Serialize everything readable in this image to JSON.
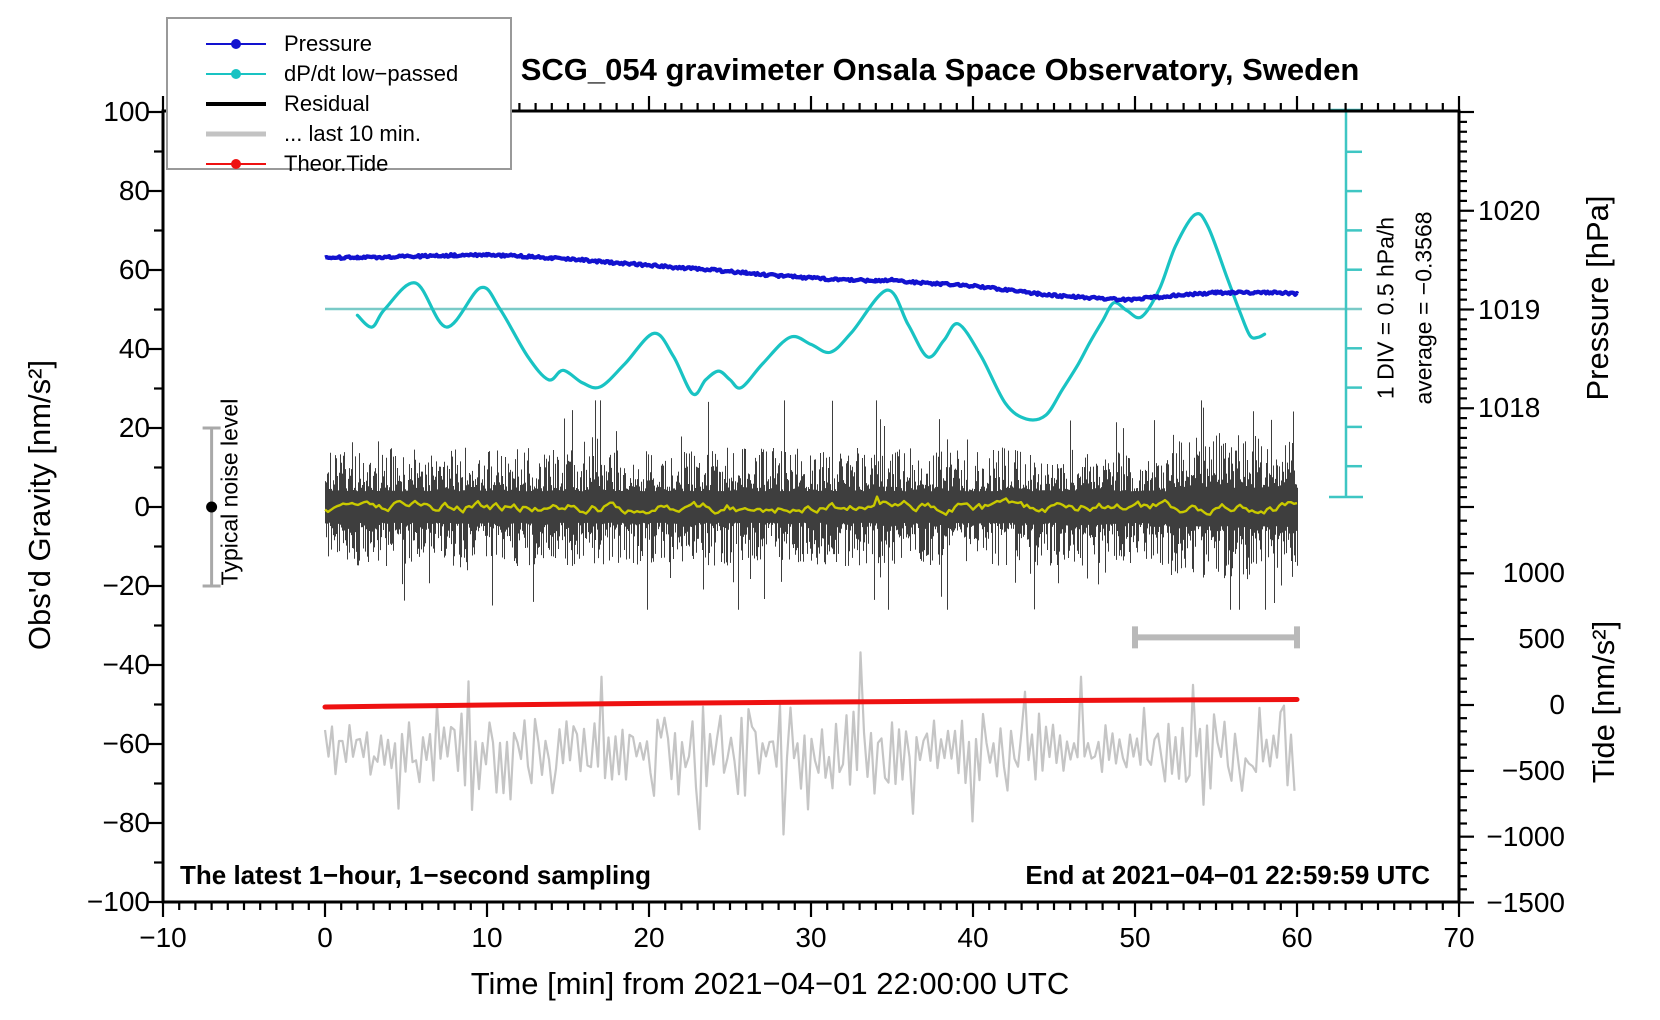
{
  "title": "SCG_054 gravimeter Onsala Space Observatory, Sweden",
  "annotations": {
    "bottom_left": "The latest 1−hour, 1−second sampling",
    "bottom_right": "End at 2021−04−01 22:59:59 UTC",
    "noise_bar_label": "Typical noise level",
    "ruler_div_label": "1 DIV = 0.5 hPa/h",
    "ruler_average_label": "average = −0.3568"
  },
  "legend": {
    "items": [
      {
        "label": "Pressure",
        "color": "#1212cf",
        "marker": "dot",
        "width": 2
      },
      {
        "label": "dP/dt low−passed",
        "color": "#19c3c3",
        "marker": "dot",
        "width": 2
      },
      {
        "label": "Residual",
        "color": "#000000",
        "marker": "none",
        "width": 4
      },
      {
        "label": "... last 10 min.",
        "color": "#c3c3c3",
        "marker": "none",
        "width": 5
      },
      {
        "label": "Theor.Tide",
        "color": "#ee1111",
        "marker": "dot",
        "width": 2
      }
    ]
  },
  "colors": {
    "pressure": "#1212cf",
    "dpdt": "#19c3c3",
    "dpdt_zero_line": "#79cac7",
    "ruler": "#3ec6c3",
    "residual": "#0a0a0a",
    "residual_smoothed": "#c9c900",
    "last10": "#c5c5c5",
    "theor_tide": "#ee1111",
    "noise_bar": "#a9a9a9",
    "bracket": "#b9b9b9"
  },
  "chart_data": {
    "type": "line",
    "x_axis": {
      "label": "Time [min] from 2021−04−01 22:00:00 UTC",
      "range": [
        -10,
        70
      ],
      "major_tick": 10,
      "minor_tick": 1,
      "ticks": [
        {
          "v": -10,
          "label": "−10"
        },
        {
          "v": 0,
          "label": "0"
        },
        {
          "v": 10,
          "label": "10"
        },
        {
          "v": 20,
          "label": "20"
        },
        {
          "v": 30,
          "label": "30"
        },
        {
          "v": 40,
          "label": "40"
        },
        {
          "v": 50,
          "label": "50"
        },
        {
          "v": 60,
          "label": "60"
        },
        {
          "v": 70,
          "label": "70"
        }
      ]
    },
    "y_axis_gravity": {
      "label": "Obs'd Gravity [nm/s²]",
      "range": [
        -100,
        100
      ],
      "major_tick": 20,
      "minor_tick": 10,
      "ticks": [
        {
          "v": 100,
          "label": "100"
        },
        {
          "v": 80,
          "label": "80"
        },
        {
          "v": 60,
          "label": "60"
        },
        {
          "v": 40,
          "label": "40"
        },
        {
          "v": 20,
          "label": "20"
        },
        {
          "v": 0,
          "label": "0"
        },
        {
          "v": -20,
          "label": "−20"
        },
        {
          "v": -40,
          "label": "−40"
        },
        {
          "v": -60,
          "label": "−60"
        },
        {
          "v": -80,
          "label": "−80"
        },
        {
          "v": -100,
          "label": "−100"
        }
      ]
    },
    "y_axis_pressure": {
      "label": "Pressure [hPa]",
      "range": [
        1017,
        1021
      ],
      "major_tick": 1,
      "minor_tick": 0.1,
      "ticks": [
        {
          "v": 1020,
          "label": "1020"
        },
        {
          "v": 1019,
          "label": "1019"
        },
        {
          "v": 1018,
          "label": "1018"
        }
      ]
    },
    "y_axis_tide": {
      "label": "Tide [nm/s²]",
      "range": [
        -1500,
        1500
      ],
      "major_tick": 500,
      "minor_tick": 100,
      "ticks": [
        {
          "v": 1000,
          "label": "1000"
        },
        {
          "v": 500,
          "label": "500"
        },
        {
          "v": 0,
          "label": "0"
        },
        {
          "v": -500,
          "label": "−500"
        },
        {
          "v": -1000,
          "label": "−1000"
        },
        {
          "v": -1500,
          "label": "−1500"
        }
      ]
    },
    "dpdt_ruler": {
      "div_hpa_per_h": 0.5,
      "average_hpa_per_h": -0.3568,
      "zero_at_gravity": 50,
      "divs_above_zero": 4,
      "divs_below_zero": 4
    },
    "noise_bar": {
      "t": -7,
      "gravity_range": [
        -20,
        20
      ],
      "dot_at": 0
    },
    "last10_bracket": {
      "t_range": [
        50,
        60
      ],
      "gravity_level": -33
    },
    "series": [
      {
        "name": "Pressure",
        "unit": "hPa",
        "axis": "pressure",
        "points": [
          [
            0,
            1019.52
          ],
          [
            2,
            1019.53
          ],
          [
            4,
            1019.53
          ],
          [
            6,
            1019.54
          ],
          [
            8,
            1019.55
          ],
          [
            10,
            1019.55
          ],
          [
            12,
            1019.54
          ],
          [
            14,
            1019.52
          ],
          [
            16,
            1019.5
          ],
          [
            18,
            1019.47
          ],
          [
            20,
            1019.45
          ],
          [
            22,
            1019.42
          ],
          [
            24,
            1019.4
          ],
          [
            26,
            1019.37
          ],
          [
            28,
            1019.34
          ],
          [
            30,
            1019.32
          ],
          [
            32,
            1019.3
          ],
          [
            34,
            1019.29
          ],
          [
            35,
            1019.3
          ],
          [
            36,
            1019.28
          ],
          [
            38,
            1019.26
          ],
          [
            40,
            1019.24
          ],
          [
            42,
            1019.2
          ],
          [
            44,
            1019.16
          ],
          [
            46,
            1019.13
          ],
          [
            48,
            1019.11
          ],
          [
            49.5,
            1019.1
          ],
          [
            51,
            1019.12
          ],
          [
            53,
            1019.15
          ],
          [
            55,
            1019.17
          ],
          [
            57,
            1019.17
          ],
          [
            59,
            1019.17
          ],
          [
            60,
            1019.16
          ]
        ]
      },
      {
        "name": "dP/dt low−passed",
        "unit": "hPa/h",
        "axis": "dpdt",
        "points": [
          [
            2,
            -0.08
          ],
          [
            2.9,
            -0.23
          ],
          [
            3.7,
            0.0
          ],
          [
            5.6,
            0.33
          ],
          [
            7.5,
            -0.23
          ],
          [
            9.6,
            0.27
          ],
          [
            10.8,
            0.0
          ],
          [
            12.5,
            -0.6
          ],
          [
            13.8,
            -0.9
          ],
          [
            14.7,
            -0.78
          ],
          [
            15.9,
            -0.94
          ],
          [
            17,
            -0.99
          ],
          [
            18.5,
            -0.7
          ],
          [
            20.3,
            -0.31
          ],
          [
            21.5,
            -0.6
          ],
          [
            22.7,
            -1.08
          ],
          [
            23.5,
            -0.9
          ],
          [
            24.3,
            -0.79
          ],
          [
            25,
            -0.9
          ],
          [
            25.7,
            -1.0
          ],
          [
            27,
            -0.7
          ],
          [
            28.7,
            -0.36
          ],
          [
            30,
            -0.45
          ],
          [
            31.2,
            -0.55
          ],
          [
            32.5,
            -0.3
          ],
          [
            34.7,
            0.24
          ],
          [
            36,
            -0.2
          ],
          [
            37.2,
            -0.61
          ],
          [
            38.2,
            -0.4
          ],
          [
            39.1,
            -0.19
          ],
          [
            40.5,
            -0.6
          ],
          [
            42,
            -1.2
          ],
          [
            43.3,
            -1.4
          ],
          [
            44.5,
            -1.35
          ],
          [
            45.5,
            -1.03
          ],
          [
            46.5,
            -0.7
          ],
          [
            47.2,
            -0.43
          ],
          [
            48,
            -0.15
          ],
          [
            48.7,
            0.08
          ],
          [
            49.5,
            -0.02
          ],
          [
            50.4,
            -0.1
          ],
          [
            51.5,
            0.25
          ],
          [
            52.5,
            0.8
          ],
          [
            53.7,
            1.2
          ],
          [
            54.5,
            1.05
          ],
          [
            55.7,
            0.39
          ],
          [
            56.5,
            -0.05
          ],
          [
            57.1,
            -0.34
          ],
          [
            57.6,
            -0.36
          ],
          [
            58,
            -0.32
          ]
        ]
      },
      {
        "name": "Residual",
        "unit": "nm/s²",
        "axis": "gravity",
        "kind": "noise-band",
        "time_range": [
          0,
          60
        ],
        "mean": 0,
        "typical_range": 12,
        "max_spike": 27,
        "sampling": "1 s"
      },
      {
        "name": "Residual smoothed",
        "unit": "nm/s²",
        "axis": "gravity",
        "kind": "noise-line",
        "time_range": [
          0,
          60
        ],
        "mean": 0,
        "amplitude": 1.5
      },
      {
        "name": "... last 10 min.",
        "unit": "nm/s²",
        "axis": "tide",
        "kind": "noise-line",
        "time_range": [
          0,
          60
        ],
        "center": -340,
        "typical_range": 300,
        "max_spike": 590
      },
      {
        "name": "Theor.Tide",
        "unit": "nm/s²",
        "axis": "tide",
        "points": [
          [
            0,
            -15
          ],
          [
            10,
            0
          ],
          [
            20,
            12
          ],
          [
            30,
            22
          ],
          [
            40,
            30
          ],
          [
            50,
            37
          ],
          [
            60,
            42
          ]
        ]
      }
    ]
  }
}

++++++++++++++++++++

▶ **WHAT TO PRODUCE**:
From the listing above, report the number of lines containing the string "sampling", without any accompanying remarks.

▶ **ANSWER TO THE TASK**:
2